BEGIN Stored records
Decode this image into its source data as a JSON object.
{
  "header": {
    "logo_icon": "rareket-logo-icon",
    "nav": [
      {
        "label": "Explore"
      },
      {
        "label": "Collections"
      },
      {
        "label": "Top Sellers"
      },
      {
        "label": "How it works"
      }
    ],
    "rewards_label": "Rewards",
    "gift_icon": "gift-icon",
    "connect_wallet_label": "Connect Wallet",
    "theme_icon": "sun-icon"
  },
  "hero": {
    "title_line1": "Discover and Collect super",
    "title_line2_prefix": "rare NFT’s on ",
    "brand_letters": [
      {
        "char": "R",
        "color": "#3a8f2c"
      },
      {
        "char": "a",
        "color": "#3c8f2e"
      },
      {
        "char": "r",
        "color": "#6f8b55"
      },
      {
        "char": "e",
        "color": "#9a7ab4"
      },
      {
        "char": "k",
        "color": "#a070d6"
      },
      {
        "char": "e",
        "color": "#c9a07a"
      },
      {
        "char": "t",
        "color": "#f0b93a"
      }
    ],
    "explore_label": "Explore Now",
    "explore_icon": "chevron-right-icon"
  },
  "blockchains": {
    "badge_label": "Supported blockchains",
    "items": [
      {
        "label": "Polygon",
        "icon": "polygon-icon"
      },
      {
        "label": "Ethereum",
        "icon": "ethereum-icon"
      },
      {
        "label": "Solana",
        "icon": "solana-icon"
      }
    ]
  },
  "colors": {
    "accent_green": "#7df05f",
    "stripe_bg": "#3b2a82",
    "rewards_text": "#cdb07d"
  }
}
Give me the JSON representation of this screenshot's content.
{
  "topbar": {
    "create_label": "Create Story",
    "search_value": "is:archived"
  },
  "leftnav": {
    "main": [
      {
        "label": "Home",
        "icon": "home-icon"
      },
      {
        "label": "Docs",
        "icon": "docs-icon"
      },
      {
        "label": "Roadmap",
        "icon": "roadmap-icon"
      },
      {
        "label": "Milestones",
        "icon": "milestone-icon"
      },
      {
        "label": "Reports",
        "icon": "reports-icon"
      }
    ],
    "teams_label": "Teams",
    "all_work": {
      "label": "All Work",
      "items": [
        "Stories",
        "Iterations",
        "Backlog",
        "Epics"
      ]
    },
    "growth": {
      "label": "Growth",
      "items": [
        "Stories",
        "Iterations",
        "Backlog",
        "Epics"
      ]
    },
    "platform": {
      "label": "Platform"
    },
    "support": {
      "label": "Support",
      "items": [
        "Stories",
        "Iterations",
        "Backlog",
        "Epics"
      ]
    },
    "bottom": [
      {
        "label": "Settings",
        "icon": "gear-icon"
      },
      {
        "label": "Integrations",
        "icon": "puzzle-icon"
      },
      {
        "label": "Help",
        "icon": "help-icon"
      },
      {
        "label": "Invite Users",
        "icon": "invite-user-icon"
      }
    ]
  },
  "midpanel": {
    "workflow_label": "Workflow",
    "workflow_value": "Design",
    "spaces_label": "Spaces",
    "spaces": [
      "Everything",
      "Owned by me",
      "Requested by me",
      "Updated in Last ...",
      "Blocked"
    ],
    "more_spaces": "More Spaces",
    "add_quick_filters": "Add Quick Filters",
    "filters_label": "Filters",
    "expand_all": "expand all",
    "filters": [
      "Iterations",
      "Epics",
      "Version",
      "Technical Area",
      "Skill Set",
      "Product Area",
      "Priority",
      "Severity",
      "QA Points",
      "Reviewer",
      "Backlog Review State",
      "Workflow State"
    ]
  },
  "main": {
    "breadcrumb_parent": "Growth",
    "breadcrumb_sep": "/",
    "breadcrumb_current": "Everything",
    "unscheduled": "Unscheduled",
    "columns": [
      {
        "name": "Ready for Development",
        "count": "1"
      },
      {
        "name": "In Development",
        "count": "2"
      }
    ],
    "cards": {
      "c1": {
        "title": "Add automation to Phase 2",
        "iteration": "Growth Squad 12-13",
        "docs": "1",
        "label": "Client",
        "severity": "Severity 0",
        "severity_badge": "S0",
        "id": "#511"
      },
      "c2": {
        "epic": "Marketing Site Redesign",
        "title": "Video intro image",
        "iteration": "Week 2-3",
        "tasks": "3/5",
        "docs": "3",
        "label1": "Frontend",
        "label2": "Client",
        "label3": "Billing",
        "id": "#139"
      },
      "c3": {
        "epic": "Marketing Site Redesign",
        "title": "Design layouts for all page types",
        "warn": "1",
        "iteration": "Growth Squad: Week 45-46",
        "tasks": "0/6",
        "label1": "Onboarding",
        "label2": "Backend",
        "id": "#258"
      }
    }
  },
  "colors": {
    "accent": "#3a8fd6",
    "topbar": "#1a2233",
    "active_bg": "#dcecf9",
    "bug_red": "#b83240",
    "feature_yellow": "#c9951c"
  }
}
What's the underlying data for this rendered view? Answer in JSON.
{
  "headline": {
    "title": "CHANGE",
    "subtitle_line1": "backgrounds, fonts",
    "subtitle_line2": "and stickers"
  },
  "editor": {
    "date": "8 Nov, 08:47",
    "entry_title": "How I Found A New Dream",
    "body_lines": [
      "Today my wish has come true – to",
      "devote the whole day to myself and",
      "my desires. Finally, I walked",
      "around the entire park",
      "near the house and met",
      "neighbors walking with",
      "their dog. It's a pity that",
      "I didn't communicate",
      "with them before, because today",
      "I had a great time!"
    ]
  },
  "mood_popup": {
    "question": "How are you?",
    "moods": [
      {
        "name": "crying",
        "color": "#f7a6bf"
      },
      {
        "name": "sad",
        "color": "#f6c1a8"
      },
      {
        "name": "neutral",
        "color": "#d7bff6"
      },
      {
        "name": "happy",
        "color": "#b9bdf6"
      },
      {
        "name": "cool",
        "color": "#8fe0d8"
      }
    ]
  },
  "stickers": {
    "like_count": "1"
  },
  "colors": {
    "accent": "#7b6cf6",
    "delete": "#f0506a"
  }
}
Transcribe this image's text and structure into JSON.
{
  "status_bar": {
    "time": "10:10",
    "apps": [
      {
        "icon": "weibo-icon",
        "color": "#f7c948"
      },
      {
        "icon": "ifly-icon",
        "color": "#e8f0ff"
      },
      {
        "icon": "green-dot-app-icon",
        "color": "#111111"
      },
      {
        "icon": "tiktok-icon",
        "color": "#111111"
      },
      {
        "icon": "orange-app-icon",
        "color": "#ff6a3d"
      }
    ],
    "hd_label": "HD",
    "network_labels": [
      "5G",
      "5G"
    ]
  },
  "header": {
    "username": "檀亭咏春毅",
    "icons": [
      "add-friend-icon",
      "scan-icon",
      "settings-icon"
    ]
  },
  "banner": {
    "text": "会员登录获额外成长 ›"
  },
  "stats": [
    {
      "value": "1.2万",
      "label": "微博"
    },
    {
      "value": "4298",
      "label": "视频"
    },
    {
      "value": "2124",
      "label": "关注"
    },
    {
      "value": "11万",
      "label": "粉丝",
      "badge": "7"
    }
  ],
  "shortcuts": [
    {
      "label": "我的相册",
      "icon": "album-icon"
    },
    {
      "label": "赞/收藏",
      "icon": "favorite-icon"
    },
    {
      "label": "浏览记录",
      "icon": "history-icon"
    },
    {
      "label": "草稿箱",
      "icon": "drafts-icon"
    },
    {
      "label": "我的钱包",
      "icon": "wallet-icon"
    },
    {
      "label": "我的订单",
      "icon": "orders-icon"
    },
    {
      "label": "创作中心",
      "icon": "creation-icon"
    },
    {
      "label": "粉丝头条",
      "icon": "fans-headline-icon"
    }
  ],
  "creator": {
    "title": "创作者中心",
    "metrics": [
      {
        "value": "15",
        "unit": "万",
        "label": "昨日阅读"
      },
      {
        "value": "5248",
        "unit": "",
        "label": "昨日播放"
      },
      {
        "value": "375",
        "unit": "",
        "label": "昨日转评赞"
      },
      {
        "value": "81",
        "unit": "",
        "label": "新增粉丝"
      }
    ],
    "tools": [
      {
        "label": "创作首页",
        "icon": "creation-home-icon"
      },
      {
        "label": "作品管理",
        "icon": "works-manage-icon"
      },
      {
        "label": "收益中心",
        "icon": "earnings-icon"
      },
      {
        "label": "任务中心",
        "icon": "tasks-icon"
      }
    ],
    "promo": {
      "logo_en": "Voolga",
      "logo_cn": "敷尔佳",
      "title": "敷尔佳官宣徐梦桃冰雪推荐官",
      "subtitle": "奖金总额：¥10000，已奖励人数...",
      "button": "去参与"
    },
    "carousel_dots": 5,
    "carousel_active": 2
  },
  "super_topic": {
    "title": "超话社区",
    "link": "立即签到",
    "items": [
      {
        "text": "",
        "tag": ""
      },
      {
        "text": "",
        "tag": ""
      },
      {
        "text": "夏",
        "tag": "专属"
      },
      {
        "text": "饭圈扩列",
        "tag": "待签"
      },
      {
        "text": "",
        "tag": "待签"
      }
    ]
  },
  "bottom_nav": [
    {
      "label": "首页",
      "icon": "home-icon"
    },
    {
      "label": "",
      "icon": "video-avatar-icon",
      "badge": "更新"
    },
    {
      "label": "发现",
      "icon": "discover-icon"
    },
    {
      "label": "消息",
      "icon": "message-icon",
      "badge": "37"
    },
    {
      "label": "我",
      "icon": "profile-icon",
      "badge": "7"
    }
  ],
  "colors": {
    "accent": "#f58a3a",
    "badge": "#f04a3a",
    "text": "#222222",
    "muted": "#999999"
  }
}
END Stored records
◆ Task to carry out: From the records above, pull out every line containing the word "char".

◆ Result:
        "char": "R",
        "char": "a",
        "char": "r",
        "char": "e",
        "char": "k",
        "char": "e",
        "char": "t",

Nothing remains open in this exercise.